Extrait fourni:
..............................

Les accords de Bâle III ont été publiés le 16 décembre 2010 et leur application devrait se faire progressivement jusqu’en 2019. Leur but est de renforcer la stabilité financière des banques après le constat de l’insuffisance et de la faible qualité de leurs fonds propres en 2008, par rapport à leurs engagements. En outre, de nombreuses institutions ne disposaient pas non plus de réserves suffisantes disponibles pour faire face à une crise de liquidité. Ainsi le système bancaire s’était révélé incapable d’absorber les pertes rencontrées d’abord sur les produits structurés de titrisation et d’assumer ensuite l’intermédiation d’une partie des expositions de hors-bilan. Au pire de la crise, les incertitudes concernant la solvabilité des banques et les risques liés à leur interdépendance ont provoqué un problème de défiance et de liquidité généralisé. Seulement, Bâle III ne traite pas que la question de la solvabilité des banques. Comme nous allons le voir, l’innovation de Bâle III est de s’être penchée sur la régulation de la liquidité et celle du risque systémique. On se souvient en effet qu’en 2008, Lehman Brothers était solvable – par ses fonds propres – mais a chuté à cause d’un problème de liquidité à court-terme. Il était donc urgent de traiter cette question laissée en suspens par les régulations précédentes. Cependant, cette régulation de la liquidité et des risques de systémique a eu un impact inattendu sur la structure des marchés, le rôle qu’y jouent les banques et en conséquence sur le risque global de marché même.

..............................

Jeu de données:
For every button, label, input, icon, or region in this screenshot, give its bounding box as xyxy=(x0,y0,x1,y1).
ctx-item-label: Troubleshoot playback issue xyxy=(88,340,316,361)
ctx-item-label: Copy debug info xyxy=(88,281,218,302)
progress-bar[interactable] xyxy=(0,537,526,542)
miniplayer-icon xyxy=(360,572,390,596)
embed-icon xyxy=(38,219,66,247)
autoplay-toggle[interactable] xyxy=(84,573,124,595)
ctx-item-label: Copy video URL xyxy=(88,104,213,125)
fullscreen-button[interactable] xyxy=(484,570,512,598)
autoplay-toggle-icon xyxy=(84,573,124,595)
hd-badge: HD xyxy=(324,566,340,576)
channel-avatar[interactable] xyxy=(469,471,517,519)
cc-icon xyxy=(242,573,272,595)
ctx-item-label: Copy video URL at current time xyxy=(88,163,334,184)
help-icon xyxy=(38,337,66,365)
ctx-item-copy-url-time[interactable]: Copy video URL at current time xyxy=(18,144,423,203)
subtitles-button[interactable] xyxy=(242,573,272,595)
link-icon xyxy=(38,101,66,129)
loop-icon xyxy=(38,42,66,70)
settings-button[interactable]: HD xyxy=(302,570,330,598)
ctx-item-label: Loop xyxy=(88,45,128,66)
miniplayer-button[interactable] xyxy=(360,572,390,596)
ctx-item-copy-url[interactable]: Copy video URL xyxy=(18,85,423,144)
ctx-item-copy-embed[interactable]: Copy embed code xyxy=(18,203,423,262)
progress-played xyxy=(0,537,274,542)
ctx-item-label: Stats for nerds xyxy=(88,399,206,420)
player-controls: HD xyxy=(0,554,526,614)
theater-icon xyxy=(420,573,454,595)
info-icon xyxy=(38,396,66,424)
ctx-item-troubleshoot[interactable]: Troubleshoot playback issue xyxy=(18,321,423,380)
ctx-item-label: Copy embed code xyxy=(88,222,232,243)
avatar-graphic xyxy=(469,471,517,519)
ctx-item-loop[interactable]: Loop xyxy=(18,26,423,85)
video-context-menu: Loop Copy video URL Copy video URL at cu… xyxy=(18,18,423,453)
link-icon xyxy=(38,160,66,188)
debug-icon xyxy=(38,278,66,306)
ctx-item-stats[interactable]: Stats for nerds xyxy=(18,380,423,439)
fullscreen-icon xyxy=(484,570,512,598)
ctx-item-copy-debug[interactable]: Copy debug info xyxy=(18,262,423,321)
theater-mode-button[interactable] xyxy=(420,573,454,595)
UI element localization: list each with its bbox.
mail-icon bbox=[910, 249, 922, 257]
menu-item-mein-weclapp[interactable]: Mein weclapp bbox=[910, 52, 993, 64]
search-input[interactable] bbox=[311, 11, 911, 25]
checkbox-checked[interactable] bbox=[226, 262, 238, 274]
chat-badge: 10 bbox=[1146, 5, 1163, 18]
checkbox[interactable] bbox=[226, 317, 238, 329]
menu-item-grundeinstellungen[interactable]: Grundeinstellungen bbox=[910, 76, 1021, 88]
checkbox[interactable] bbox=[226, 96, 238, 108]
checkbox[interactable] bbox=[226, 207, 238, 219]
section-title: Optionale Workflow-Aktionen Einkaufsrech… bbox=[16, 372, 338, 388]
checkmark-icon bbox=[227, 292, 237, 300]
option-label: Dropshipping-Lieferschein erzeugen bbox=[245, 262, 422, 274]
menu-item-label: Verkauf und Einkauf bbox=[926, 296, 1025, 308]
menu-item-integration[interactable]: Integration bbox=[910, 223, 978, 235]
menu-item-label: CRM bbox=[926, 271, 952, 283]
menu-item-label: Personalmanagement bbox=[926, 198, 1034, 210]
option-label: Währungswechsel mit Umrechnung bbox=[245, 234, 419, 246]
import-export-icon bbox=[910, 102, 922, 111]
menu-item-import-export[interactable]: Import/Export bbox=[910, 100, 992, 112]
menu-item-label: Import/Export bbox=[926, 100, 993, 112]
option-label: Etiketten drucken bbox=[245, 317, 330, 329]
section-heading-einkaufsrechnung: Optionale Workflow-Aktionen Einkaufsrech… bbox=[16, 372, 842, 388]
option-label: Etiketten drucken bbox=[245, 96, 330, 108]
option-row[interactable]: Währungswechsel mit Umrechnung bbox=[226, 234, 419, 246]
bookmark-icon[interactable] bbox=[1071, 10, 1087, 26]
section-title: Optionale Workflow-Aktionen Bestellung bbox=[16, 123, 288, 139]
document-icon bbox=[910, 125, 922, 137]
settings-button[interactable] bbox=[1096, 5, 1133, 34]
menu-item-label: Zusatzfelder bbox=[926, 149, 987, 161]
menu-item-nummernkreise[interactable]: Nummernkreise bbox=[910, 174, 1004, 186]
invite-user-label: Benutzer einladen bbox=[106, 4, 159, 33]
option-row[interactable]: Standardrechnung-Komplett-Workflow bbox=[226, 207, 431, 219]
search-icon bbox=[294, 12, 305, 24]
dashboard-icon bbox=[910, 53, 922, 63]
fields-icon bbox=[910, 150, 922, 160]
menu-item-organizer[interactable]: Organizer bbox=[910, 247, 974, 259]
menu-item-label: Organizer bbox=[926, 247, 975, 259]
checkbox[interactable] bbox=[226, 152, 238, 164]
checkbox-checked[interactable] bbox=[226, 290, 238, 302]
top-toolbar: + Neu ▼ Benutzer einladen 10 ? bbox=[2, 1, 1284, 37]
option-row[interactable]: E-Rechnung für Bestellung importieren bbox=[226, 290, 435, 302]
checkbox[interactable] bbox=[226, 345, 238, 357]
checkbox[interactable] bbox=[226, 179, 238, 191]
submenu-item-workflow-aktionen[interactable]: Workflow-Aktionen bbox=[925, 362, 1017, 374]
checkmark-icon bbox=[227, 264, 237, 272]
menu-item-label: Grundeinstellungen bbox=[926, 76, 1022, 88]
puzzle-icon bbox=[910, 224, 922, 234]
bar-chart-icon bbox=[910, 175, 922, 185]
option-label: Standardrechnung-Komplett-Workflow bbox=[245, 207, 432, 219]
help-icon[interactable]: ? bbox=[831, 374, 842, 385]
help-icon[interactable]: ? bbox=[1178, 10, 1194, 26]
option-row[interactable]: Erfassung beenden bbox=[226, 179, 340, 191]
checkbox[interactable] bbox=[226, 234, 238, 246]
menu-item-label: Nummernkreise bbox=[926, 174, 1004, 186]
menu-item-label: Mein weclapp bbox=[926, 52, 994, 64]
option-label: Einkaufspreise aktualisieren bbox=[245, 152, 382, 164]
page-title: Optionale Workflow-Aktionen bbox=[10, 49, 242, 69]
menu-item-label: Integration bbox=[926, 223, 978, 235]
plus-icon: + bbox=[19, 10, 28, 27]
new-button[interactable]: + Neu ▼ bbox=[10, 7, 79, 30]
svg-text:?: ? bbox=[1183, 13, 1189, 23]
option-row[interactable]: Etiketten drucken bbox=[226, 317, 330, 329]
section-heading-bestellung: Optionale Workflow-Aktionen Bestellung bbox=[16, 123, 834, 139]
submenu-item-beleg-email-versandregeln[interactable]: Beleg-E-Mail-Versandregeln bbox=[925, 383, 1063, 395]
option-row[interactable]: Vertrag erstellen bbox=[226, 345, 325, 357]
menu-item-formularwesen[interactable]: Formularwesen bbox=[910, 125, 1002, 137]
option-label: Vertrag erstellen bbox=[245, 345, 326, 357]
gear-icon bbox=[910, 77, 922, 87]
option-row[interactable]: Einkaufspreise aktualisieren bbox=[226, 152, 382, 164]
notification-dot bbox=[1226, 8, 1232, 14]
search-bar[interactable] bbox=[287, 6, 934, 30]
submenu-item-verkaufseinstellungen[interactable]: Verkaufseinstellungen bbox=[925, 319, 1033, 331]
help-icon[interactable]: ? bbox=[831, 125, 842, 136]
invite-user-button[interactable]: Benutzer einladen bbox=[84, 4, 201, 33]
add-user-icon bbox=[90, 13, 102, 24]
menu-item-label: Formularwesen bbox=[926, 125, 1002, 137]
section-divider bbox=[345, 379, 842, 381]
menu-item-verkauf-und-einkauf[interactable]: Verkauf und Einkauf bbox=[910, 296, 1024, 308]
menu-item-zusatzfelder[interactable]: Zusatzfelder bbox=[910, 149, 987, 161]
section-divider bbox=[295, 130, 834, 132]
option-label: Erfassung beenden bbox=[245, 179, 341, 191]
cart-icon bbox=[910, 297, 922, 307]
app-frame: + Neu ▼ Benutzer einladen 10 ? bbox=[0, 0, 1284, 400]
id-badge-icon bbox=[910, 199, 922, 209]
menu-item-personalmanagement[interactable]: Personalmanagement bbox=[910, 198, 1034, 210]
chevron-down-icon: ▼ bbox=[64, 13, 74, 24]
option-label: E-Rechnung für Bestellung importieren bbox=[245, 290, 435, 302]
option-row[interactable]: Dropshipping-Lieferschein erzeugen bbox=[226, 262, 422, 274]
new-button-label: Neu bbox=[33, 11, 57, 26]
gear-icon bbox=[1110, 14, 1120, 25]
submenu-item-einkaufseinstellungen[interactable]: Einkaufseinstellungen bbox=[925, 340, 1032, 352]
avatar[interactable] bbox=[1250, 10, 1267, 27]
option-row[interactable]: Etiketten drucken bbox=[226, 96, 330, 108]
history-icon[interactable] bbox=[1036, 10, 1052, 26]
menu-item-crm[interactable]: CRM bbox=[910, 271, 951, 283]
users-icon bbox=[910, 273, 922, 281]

..............................

Exercices:
(1) Répondez aux questions suivantes à partir du texte sur Bâle III :
(a) À quelle date les accords ont-ils été publiés ?
(b) Selon le texte, pourquoi Lehman Brothers a-t-elle chuté en 2008 ?
(c) Quels sont les deux domaines dont la régulation constitue l'innovation de Bâle III ?
(2) Reformulez sous forme de liste le paragraphe du texte sur Bâle III commençant par « Les accords de Bâle III ont été publiés », en conservant ses faits essentiels.

Réponses par exercice:
(1)
(a) Le 16 décembre 2010.
(b) À cause d'un problème de liquidité à court terme, alors qu'elle était solvable par ses fonds propres.
(c) La liquidité et le risque systémique.

(2)
- Publication des accords : 16 décembre 2010. Application progressive jusqu'en 2019.
- Objectif : renforcer la stabilité financière des banques.
- Contexte en 2008 :
  - des fonds propres insuffisants et de faible qualité par rapport aux engagements ;
  - des réserves insuffisantes face à une crise de liquidité ;
  - un système bancaire incapable d'absorber les pertes sur les produits structurés de titrisation, puis d'assumer l'intermédiation d'une partie des expositions de hors-bilan ;
  - au pire de la crise, une défiance et un problème de liquidité généralisés, dus aux incertitudes sur la solvabilité des banques et aux risques liés à leur interdépendance.
- Portée : Bâle III ne traite pas seulement de la solvabilité. Son innovation est la régulation de la liquidité et du risque systémique.
- Exemple : Lehman Brothers, solvable par ses fonds propres, a chuté en 2008 à cause d'un problème de liquidité à court terme. Cette question avait été laissée en suspens par les régulations précédentes.
- Conséquence : cette régulation a eu un impact inattendu sur la structure des marchés, sur le rôle des banques et sur le risque global de marché.